Quote the entries that follow exactly, leaving none out.

(Dataset records)
++++

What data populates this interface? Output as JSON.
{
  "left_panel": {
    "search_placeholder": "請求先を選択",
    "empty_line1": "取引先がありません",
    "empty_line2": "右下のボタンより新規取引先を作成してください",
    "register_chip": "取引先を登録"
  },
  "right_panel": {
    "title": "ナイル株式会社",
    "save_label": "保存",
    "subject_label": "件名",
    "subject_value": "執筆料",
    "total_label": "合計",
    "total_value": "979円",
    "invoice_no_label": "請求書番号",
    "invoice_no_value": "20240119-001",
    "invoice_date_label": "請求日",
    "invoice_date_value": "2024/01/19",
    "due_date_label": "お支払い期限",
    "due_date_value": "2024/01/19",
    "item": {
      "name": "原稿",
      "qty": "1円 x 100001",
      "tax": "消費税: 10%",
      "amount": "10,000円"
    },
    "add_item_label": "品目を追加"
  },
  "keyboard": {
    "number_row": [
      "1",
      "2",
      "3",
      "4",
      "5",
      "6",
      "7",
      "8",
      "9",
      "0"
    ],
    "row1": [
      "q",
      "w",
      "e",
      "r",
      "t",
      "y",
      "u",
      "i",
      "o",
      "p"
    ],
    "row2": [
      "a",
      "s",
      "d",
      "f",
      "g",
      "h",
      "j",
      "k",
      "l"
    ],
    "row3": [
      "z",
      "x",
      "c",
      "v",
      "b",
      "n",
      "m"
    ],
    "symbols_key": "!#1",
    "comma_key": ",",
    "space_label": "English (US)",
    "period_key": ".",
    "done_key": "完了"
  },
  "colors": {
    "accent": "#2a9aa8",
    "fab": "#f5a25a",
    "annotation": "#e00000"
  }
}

++++

### Result of this task:
What data populates this interface? Output as JSON.
{
  "left_panel": {
    "search_placeholder": "請求先を選択",
    "empty_line1": "取引先がありません",
    "empty_line2": "右下のボタンより新規取引先を作成してください",
    "register_chip": "取引先を登録"
  },
  "right_panel": {
    "title": "ナイル株式会社",
    "save_label": "保存",
    "subject_label": "件名",
    "subject_value": "執筆料",
    "total_label": "合計",
    "total_value": "979円",
    "invoice_no_label": "請求書番号",
    "invoice_no_value": "20240119-001",
    "invoice_date_label": "請求日",
    "invoice_date_value": "2024/01/19",
    "due_date_label": "お支払い期限",
    "due_date_value": "2024/01/19",
    "item": {
      "name": "原稿",
      "qty": "1円 x 100001",
      "tax": "消費税: 10%",
      "amount": "10,000円"
    },
    "add_item_label": "品目を追加"
  },
  "keyboard": {
    "number_row": [
      "1",
      "2",
      "3",
      "4",
      "5",
      "6",
      "7",
      "8",
      "9",
      "0"
    ],
    "row1": [
      "q",
      "w",
      "e",
      "r",
      "t",
      "y",
      "u",
      "i",
      "o",
      "p"
    ],
    "row2": [
      "a",
      "s",
      "d",
      "f",
      "g",
      "h",
      "j",
      "k",
      "l"
    ],
    "row3": [
      "z",
      "x",
      "c",
      "v",
      "b",
      "n",
      "m"
    ],
    "symbols_key": "!#1",
    "comma_key": ",",
    "space_label": "English (US)",
    "period_key": ".",
    "done_key": "完了"
  },
  "colors": {
    "accent": "#2a9aa8",
    "fab": "#f5a25a",
    "annotation": "#e00000"
  }
}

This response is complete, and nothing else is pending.